─── RECORDS SHOWN

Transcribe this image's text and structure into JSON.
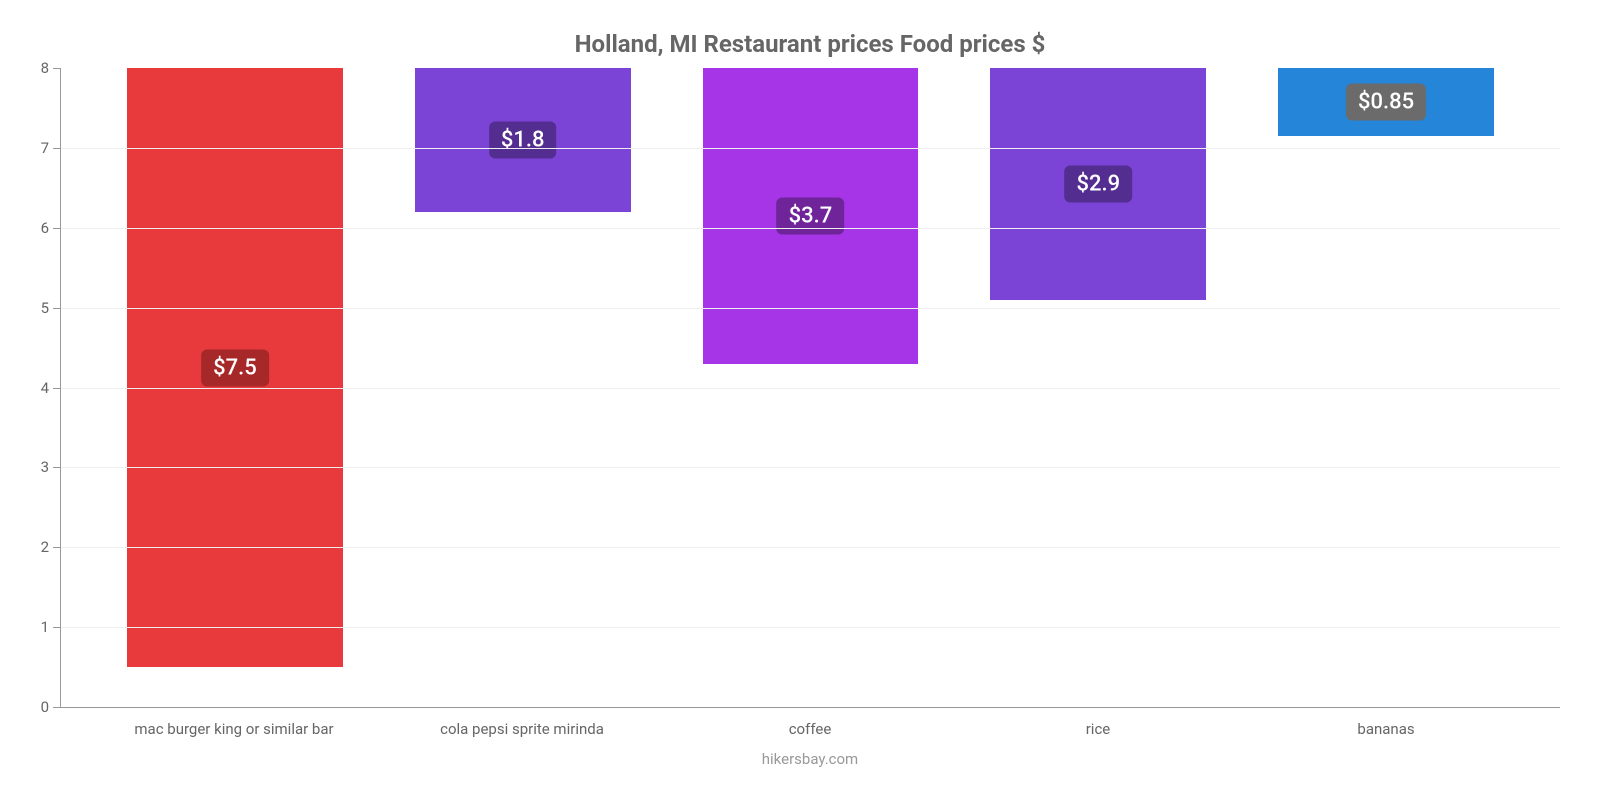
{
  "chart": {
    "type": "bar",
    "title": "Holland, MI Restaurant prices Food prices $",
    "title_fontsize": 24,
    "title_color": "#666666",
    "source": "hikersbay.com",
    "source_color": "#999999",
    "background_color": "#ffffff",
    "grid_color": "#eeeeee",
    "axis_color": "#999999",
    "tick_label_color": "#666666",
    "tick_label_fontsize": 15,
    "ylim": [
      0,
      8
    ],
    "ytick_step": 1,
    "bar_width": 0.75,
    "categories": [
      "mac burger king or similar bar",
      "cola pepsi sprite mirinda",
      "coffee",
      "rice",
      "bananas"
    ],
    "values": [
      7.5,
      1.8,
      3.7,
      2.9,
      0.85
    ],
    "bar_colors": [
      "#e8393c",
      "#7b43d6",
      "#a735e8",
      "#7b43d6",
      "#2585d9"
    ],
    "value_labels": [
      "$7.5",
      "$1.8",
      "$3.7",
      "$2.9",
      "$0.85"
    ],
    "label_bg_colors": [
      "#a62829",
      "#542d91",
      "#6f2499",
      "#542d91",
      "#6b6b6b"
    ],
    "label_text_color": "#ffffff",
    "label_fontsize": 22
  }
}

──────

> **WORK TO COMPLETE**: Without the pictures, return the entries exactly as they appear.

> **FULL ANSWER**:
Transcribe this image's text and structure into JSON.
{
  "chart": {
    "type": "bar",
    "title": "Holland, MI Restaurant prices Food prices $",
    "title_fontsize": 24,
    "title_color": "#666666",
    "source": "hikersbay.com",
    "source_color": "#999999",
    "background_color": "#ffffff",
    "grid_color": "#eeeeee",
    "axis_color": "#999999",
    "tick_label_color": "#666666",
    "tick_label_fontsize": 15,
    "ylim": [
      0,
      8
    ],
    "ytick_step": 1,
    "bar_width": 0.75,
    "categories": [
      "mac burger king or similar bar",
      "cola pepsi sprite mirinda",
      "coffee",
      "rice",
      "bananas"
    ],
    "values": [
      7.5,
      1.8,
      3.7,
      2.9,
      0.85
    ],
    "bar_colors": [
      "#e8393c",
      "#7b43d6",
      "#a735e8",
      "#7b43d6",
      "#2585d9"
    ],
    "value_labels": [
      "$7.5",
      "$1.8",
      "$3.7",
      "$2.9",
      "$0.85"
    ],
    "label_bg_colors": [
      "#a62829",
      "#542d91",
      "#6f2499",
      "#542d91",
      "#6b6b6b"
    ],
    "label_text_color": "#ffffff",
    "label_fontsize": 22
  }
}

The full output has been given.